>>>>>
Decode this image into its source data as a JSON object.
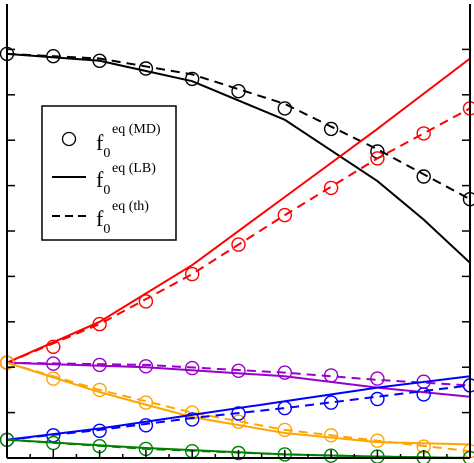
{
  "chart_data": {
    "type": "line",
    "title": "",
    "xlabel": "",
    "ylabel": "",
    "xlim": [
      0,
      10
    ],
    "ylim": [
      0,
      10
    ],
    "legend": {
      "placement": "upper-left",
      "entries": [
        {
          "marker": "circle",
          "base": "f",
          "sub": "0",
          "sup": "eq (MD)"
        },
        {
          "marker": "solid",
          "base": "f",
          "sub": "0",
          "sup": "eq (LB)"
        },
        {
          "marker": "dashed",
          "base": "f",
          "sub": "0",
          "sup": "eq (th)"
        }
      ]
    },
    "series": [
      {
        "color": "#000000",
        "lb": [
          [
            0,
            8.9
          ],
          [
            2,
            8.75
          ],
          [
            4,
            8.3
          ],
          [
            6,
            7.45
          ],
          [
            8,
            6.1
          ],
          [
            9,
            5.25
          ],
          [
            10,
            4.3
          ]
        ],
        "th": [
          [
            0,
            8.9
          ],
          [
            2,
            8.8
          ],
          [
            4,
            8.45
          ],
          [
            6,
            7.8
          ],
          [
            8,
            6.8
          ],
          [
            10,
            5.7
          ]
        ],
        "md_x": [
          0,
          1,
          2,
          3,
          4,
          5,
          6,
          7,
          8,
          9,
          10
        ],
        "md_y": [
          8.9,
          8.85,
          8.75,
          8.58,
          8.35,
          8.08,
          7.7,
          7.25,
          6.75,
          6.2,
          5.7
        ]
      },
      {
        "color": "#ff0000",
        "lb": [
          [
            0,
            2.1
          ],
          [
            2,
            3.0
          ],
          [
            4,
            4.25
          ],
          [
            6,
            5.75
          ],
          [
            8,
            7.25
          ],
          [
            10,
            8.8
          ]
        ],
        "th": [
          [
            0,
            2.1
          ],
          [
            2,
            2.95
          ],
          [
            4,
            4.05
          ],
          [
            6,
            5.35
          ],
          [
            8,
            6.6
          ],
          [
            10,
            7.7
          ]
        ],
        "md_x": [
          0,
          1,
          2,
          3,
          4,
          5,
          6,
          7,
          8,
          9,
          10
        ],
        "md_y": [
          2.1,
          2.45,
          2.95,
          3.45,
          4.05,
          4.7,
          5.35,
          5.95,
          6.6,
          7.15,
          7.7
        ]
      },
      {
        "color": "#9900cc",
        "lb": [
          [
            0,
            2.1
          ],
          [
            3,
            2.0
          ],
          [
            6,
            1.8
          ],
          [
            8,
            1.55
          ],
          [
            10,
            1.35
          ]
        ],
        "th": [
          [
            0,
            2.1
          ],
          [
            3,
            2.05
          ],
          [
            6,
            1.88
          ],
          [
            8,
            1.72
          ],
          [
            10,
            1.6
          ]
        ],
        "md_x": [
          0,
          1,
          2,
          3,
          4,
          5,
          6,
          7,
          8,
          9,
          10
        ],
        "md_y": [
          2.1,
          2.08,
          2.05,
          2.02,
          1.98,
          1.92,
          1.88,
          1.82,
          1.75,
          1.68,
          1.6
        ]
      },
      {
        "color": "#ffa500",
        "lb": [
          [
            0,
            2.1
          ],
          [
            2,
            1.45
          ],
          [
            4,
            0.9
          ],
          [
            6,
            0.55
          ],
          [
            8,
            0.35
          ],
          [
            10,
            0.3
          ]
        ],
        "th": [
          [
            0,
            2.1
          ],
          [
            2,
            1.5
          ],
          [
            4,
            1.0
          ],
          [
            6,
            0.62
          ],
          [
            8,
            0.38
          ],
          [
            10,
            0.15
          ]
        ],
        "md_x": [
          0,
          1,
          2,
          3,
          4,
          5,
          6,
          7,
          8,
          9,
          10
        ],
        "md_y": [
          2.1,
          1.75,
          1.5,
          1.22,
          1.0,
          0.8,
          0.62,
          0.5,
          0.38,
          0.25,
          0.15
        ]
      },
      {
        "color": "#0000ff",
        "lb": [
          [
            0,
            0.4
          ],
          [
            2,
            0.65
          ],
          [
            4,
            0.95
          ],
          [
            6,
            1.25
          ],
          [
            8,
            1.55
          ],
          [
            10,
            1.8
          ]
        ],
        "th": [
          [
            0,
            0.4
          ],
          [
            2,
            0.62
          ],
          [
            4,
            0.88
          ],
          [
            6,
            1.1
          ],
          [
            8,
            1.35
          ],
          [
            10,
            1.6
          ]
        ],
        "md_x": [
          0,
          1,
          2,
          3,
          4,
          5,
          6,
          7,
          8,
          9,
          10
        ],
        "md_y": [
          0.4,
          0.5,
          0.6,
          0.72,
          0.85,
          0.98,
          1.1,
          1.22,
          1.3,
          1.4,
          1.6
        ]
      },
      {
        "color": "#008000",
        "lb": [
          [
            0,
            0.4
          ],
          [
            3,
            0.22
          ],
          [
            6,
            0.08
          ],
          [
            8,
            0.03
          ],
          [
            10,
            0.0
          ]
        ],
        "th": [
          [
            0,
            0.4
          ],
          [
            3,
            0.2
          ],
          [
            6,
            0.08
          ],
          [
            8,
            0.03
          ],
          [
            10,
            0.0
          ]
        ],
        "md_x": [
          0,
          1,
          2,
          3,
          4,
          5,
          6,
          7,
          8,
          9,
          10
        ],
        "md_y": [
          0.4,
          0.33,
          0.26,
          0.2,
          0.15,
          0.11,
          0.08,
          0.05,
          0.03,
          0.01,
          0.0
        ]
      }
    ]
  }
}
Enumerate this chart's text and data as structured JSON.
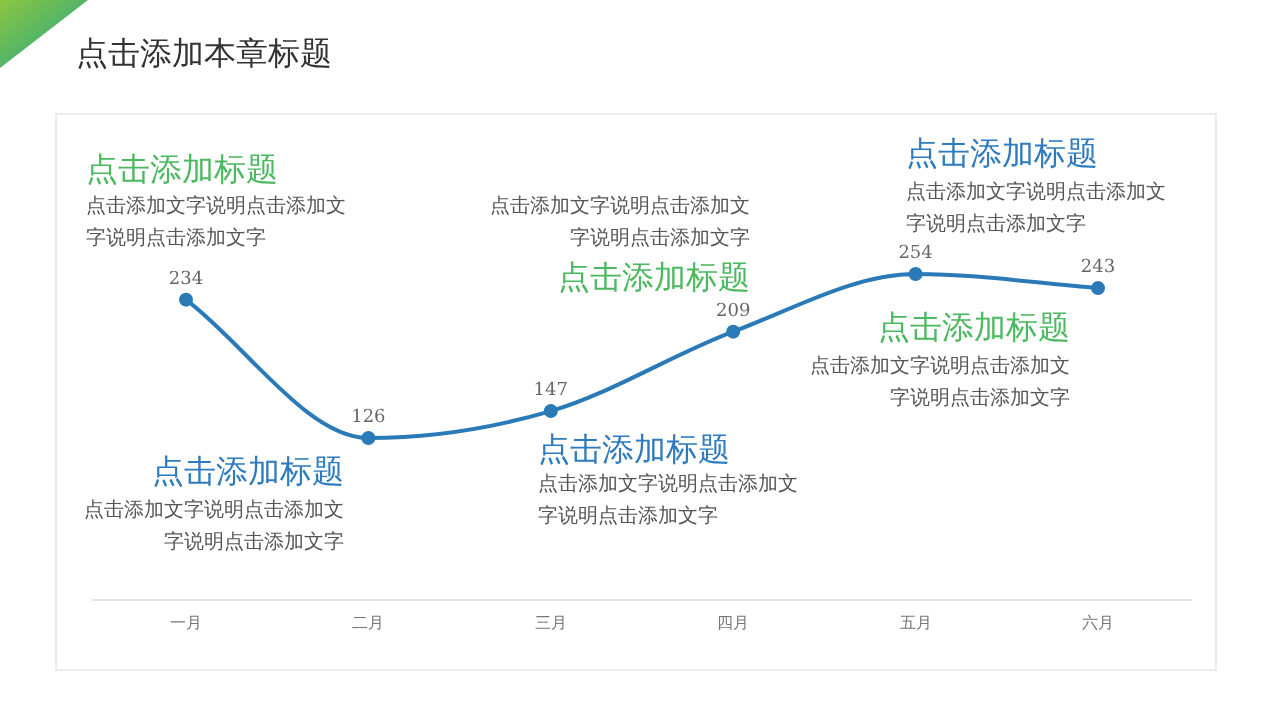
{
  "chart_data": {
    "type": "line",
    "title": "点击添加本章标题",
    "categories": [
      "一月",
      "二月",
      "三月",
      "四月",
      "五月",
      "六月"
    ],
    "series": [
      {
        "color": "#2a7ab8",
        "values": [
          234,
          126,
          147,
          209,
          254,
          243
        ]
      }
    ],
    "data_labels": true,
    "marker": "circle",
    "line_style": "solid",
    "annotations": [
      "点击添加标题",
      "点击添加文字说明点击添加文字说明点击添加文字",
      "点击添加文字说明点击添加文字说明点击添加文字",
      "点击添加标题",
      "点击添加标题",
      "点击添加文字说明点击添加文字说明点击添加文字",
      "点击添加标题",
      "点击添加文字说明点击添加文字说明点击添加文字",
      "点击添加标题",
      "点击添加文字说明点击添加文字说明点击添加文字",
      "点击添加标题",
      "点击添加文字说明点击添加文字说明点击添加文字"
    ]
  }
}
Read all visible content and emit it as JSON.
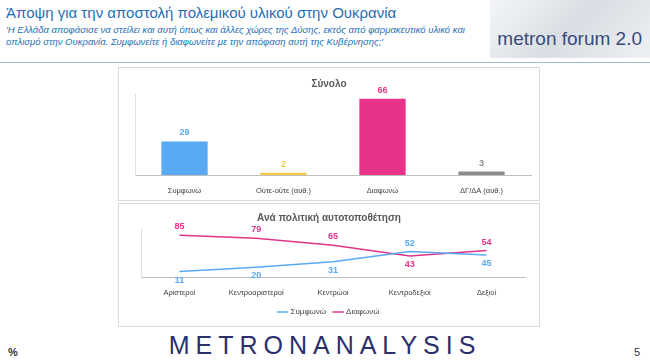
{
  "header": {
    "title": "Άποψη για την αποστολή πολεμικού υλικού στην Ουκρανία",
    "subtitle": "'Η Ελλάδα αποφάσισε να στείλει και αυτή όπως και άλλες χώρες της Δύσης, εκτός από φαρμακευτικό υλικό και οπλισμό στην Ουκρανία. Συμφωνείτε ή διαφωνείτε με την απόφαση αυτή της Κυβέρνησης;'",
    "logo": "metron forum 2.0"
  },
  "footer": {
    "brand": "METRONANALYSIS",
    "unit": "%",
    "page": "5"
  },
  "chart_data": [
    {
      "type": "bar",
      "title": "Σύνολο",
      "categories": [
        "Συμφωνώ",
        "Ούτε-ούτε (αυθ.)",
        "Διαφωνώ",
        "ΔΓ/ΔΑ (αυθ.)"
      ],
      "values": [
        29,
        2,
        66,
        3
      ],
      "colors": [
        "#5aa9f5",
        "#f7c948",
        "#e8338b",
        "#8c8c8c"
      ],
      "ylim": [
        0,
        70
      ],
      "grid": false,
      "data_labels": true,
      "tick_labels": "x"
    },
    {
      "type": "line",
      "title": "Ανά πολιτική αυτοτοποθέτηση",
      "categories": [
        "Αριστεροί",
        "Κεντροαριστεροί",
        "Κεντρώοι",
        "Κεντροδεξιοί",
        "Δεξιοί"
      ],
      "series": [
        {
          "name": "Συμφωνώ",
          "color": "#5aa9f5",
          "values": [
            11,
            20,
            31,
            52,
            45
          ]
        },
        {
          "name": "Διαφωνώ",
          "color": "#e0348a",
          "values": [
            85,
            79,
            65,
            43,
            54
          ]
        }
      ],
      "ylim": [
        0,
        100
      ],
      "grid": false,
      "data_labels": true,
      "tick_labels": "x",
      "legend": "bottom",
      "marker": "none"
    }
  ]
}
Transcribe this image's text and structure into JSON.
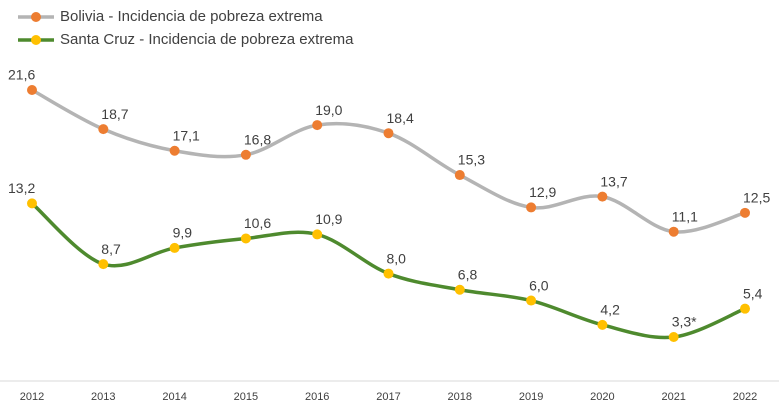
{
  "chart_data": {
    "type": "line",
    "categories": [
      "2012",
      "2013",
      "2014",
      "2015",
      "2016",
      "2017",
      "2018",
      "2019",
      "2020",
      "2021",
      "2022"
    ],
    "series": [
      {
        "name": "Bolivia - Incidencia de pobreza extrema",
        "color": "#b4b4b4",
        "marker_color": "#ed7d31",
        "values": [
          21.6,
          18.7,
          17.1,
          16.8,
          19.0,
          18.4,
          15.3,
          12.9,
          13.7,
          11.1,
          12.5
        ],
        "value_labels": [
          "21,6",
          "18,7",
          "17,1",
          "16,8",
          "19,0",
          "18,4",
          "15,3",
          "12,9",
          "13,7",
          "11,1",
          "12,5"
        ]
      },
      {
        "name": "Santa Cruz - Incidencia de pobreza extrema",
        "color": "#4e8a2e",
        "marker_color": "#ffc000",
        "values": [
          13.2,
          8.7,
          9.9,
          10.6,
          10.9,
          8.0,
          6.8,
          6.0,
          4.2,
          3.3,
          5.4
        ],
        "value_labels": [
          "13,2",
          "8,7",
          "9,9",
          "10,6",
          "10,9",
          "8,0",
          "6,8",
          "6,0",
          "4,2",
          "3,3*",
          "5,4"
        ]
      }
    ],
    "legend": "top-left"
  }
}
<<<<<
### WRITTEN EXERCISE
Copy out exactly the lines between the line containing "Transcribe this image's" and the end of the entries, including both, and leave the pictures behind.

### EXERCISE ANSWER
Transcribe this image's text and structure into JSON.
{
  "chart_data": {
    "type": "line",
    "categories": [
      "2012",
      "2013",
      "2014",
      "2015",
      "2016",
      "2017",
      "2018",
      "2019",
      "2020",
      "2021",
      "2022"
    ],
    "series": [
      {
        "name": "Bolivia - Incidencia de pobreza extrema",
        "color": "#b4b4b4",
        "marker_color": "#ed7d31",
        "values": [
          21.6,
          18.7,
          17.1,
          16.8,
          19.0,
          18.4,
          15.3,
          12.9,
          13.7,
          11.1,
          12.5
        ],
        "value_labels": [
          "21,6",
          "18,7",
          "17,1",
          "16,8",
          "19,0",
          "18,4",
          "15,3",
          "12,9",
          "13,7",
          "11,1",
          "12,5"
        ]
      },
      {
        "name": "Santa Cruz - Incidencia de pobreza extrema",
        "color": "#4e8a2e",
        "marker_color": "#ffc000",
        "values": [
          13.2,
          8.7,
          9.9,
          10.6,
          10.9,
          8.0,
          6.8,
          6.0,
          4.2,
          3.3,
          5.4
        ],
        "value_labels": [
          "13,2",
          "8,7",
          "9,9",
          "10,6",
          "10,9",
          "8,0",
          "6,8",
          "6,0",
          "4,2",
          "3,3*",
          "5,4"
        ]
      }
    ],
    "legend": "top-left"
  }
}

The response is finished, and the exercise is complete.